### Problem requirements
Write out the whole listing exactly as it stands.

### Listing
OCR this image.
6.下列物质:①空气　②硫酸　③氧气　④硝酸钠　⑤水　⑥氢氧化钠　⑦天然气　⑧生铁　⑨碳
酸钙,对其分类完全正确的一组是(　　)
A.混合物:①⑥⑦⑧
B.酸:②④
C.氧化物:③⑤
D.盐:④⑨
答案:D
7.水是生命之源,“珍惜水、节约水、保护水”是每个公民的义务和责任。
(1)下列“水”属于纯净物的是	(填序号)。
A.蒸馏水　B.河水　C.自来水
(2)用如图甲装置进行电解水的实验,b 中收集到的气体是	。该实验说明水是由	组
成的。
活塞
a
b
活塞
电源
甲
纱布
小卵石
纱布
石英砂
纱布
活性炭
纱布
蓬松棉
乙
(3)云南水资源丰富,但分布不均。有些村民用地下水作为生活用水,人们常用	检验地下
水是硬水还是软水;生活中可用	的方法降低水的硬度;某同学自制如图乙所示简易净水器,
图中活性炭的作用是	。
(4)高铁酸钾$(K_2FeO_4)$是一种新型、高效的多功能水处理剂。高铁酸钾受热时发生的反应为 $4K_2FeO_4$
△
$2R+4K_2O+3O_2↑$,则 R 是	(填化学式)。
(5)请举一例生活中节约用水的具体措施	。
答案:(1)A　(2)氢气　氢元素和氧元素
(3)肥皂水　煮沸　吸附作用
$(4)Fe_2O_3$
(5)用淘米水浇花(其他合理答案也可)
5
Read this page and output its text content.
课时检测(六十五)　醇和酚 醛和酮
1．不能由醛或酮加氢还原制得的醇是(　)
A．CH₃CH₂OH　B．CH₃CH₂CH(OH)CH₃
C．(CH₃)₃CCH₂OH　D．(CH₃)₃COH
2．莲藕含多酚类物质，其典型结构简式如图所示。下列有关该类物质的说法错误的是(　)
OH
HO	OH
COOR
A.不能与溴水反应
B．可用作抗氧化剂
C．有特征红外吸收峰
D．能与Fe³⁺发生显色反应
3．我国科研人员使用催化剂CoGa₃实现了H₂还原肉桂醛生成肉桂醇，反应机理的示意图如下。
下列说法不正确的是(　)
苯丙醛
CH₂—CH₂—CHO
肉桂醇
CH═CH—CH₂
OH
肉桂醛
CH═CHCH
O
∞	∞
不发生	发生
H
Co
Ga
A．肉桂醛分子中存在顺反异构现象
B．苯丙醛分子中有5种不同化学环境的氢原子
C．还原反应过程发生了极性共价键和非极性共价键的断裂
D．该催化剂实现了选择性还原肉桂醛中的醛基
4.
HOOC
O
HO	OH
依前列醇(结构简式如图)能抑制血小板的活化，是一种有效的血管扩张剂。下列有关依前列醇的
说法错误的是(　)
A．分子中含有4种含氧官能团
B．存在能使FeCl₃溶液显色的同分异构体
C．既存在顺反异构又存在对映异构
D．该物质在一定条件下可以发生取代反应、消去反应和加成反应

### The response
OCR this image.
6.下列物质:①空气　②硫酸　③氧气　④硝酸钠　⑤水　⑥氢氧化钠　⑦天然气　⑧生铁　⑨碳
酸钙,对其分类完全正确的一组是(　　)
A.混合物:①⑥⑦⑧
B.酸:②④
C.氧化物:③⑤
D.盐:④⑨
答案:D
7.水是生命之源,“珍惜水、节约水、保护水”是每个公民的义务和责任。
(1)下列“水”属于纯净物的是	(填序号)。
A.蒸馏水　B.河水　C.自来水
(2)用如图甲装置进行电解水的实验,b 中收集到的气体是	。该实验说明水是由	组
成的。
活塞
a
b
活塞
电源
甲
纱布
小卵石
纱布
石英砂
纱布
活性炭
纱布
蓬松棉
乙
(3)云南水资源丰富,但分布不均。有些村民用地下水作为生活用水,人们常用	检验地下
水是硬水还是软水;生活中可用	的方法降低水的硬度;某同学自制如图乙所示简易净水器,
图中活性炭的作用是	。
(4)高铁酸钾$(K_2FeO_4)$是一种新型、高效的多功能水处理剂。高铁酸钾受热时发生的反应为 $4K_2FeO_4$
△
$2R+4K_2O+3O_2↑$,则 R 是	(填化学式)。
(5)请举一例生活中节约用水的具体措施	。
答案:(1)A　(2)氢气　氢元素和氧元素
(3)肥皂水　煮沸　吸附作用
$(4)Fe_2O_3$
(5)用淘米水浇花(其他合理答案也可)
5
Read this page and output its text content.
课时检测(六十五)　醇和酚 醛和酮
1．不能由醛或酮加氢还原制得的醇是(　)
A．CH₃CH₂OH　B．CH₃CH₂CH(OH)CH₃
C．(CH₃)₃CCH₂OH　D．(CH₃)₃COH
2．莲藕含多酚类物质，其典型结构简式如图所示。下列有关该类物质的说法错误的是(　)
OH
HO	OH
COOR
A.不能与溴水反应
B．可用作抗氧化剂
C．有特征红外吸收峰
D．能与Fe³⁺发生显色反应
3．我国科研人员使用催化剂CoGa₃实现了H₂还原肉桂醛生成肉桂醇，反应机理的示意图如下。
下列说法不正确的是(　)
苯丙醛
CH₂—CH₂—CHO
肉桂醇
CH═CH—CH₂
OH
肉桂醛
CH═CHCH
O
∞	∞
不发生	发生
H
Co
Ga
A．肉桂醛分子中存在顺反异构现象
B．苯丙醛分子中有5种不同化学环境的氢原子
C．还原反应过程发生了极性共价键和非极性共价键的断裂
D．该催化剂实现了选择性还原肉桂醛中的醛基
4.
HOOC
O
HO	OH
依前列醇(结构简式如图)能抑制血小板的活化，是一种有效的血管扩张剂。下列有关依前列醇的
说法错误的是(　)
A．分子中含有4种含氧官能团
B．存在能使FeCl₃溶液显色的同分异构体
C．既存在顺反异构又存在对映异构
D．该物质在一定条件下可以发生取代反应、消去反应和加成反应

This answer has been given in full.